◆ What is being asked ◆
Copy each line in which the string "зрится" occurs.
○ ○ ○
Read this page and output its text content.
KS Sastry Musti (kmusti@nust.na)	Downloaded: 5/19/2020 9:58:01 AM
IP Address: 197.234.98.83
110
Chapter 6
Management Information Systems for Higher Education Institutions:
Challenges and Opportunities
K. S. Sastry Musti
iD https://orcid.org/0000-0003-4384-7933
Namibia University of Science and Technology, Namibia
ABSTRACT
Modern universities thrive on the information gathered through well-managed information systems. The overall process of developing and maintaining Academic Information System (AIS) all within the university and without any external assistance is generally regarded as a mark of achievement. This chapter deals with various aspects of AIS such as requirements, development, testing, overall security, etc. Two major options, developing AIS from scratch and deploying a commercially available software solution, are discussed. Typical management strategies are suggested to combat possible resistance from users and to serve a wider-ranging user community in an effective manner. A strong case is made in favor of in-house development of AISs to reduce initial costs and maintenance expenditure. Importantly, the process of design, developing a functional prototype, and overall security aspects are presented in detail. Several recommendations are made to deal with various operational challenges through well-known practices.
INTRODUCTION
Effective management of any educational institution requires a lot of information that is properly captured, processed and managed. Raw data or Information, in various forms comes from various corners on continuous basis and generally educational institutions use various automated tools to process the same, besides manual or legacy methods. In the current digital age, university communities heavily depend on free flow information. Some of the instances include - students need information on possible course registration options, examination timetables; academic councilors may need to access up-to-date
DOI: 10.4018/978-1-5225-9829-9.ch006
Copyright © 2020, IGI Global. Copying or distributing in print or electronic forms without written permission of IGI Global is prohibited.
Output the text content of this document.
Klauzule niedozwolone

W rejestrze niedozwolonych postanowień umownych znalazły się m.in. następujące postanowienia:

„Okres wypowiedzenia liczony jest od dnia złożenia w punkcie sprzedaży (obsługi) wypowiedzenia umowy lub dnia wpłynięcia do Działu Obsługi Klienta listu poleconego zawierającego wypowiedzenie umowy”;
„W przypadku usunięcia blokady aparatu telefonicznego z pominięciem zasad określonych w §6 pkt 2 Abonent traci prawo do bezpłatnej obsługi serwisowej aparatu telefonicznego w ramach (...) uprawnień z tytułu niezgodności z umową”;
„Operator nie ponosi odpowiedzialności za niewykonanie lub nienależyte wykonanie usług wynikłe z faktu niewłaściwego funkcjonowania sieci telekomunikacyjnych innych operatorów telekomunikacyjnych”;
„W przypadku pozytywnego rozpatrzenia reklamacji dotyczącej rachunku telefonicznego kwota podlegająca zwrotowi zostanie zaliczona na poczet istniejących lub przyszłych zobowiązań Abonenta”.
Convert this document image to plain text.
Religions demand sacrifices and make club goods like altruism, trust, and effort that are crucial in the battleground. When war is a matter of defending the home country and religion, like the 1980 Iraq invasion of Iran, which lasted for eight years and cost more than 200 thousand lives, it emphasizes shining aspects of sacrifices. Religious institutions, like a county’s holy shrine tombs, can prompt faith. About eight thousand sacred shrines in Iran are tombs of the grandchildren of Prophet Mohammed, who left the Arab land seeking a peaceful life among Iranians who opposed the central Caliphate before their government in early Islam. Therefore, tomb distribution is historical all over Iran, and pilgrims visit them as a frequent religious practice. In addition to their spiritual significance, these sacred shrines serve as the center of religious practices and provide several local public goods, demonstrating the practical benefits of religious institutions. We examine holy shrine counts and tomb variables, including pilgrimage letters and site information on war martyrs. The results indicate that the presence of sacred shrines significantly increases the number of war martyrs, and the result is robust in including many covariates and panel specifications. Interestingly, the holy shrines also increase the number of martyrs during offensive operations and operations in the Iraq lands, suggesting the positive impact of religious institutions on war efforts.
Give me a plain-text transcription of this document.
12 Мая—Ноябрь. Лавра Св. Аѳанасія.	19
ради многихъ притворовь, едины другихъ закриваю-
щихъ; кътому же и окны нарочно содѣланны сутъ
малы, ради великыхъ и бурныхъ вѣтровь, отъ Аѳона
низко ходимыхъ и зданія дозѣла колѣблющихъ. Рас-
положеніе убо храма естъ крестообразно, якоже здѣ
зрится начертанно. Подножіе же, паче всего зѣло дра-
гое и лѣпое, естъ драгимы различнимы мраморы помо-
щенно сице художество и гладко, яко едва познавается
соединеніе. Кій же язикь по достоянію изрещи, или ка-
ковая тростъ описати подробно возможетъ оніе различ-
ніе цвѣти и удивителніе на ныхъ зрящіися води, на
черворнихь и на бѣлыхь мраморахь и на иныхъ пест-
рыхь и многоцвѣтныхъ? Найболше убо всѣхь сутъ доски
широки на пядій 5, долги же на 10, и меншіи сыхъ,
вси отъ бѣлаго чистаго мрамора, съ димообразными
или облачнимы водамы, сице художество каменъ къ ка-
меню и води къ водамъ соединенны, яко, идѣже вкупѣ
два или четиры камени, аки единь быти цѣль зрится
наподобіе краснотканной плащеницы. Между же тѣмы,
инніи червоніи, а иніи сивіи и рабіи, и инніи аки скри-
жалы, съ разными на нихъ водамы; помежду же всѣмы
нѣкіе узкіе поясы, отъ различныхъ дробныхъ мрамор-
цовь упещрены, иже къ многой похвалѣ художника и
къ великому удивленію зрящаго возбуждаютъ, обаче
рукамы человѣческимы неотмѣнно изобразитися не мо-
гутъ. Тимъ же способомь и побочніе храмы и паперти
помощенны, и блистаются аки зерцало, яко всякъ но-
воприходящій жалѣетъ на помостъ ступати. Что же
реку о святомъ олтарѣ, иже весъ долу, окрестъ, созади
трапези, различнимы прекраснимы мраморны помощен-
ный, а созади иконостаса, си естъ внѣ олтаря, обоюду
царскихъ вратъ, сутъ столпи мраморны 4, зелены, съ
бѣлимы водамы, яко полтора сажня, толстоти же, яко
○ ○ ○
◆ The answer ◆
зрится начертанно. Подножіе же, паче всего зѣло дра-
два или четиры камени, аки единь быти цѣль зрится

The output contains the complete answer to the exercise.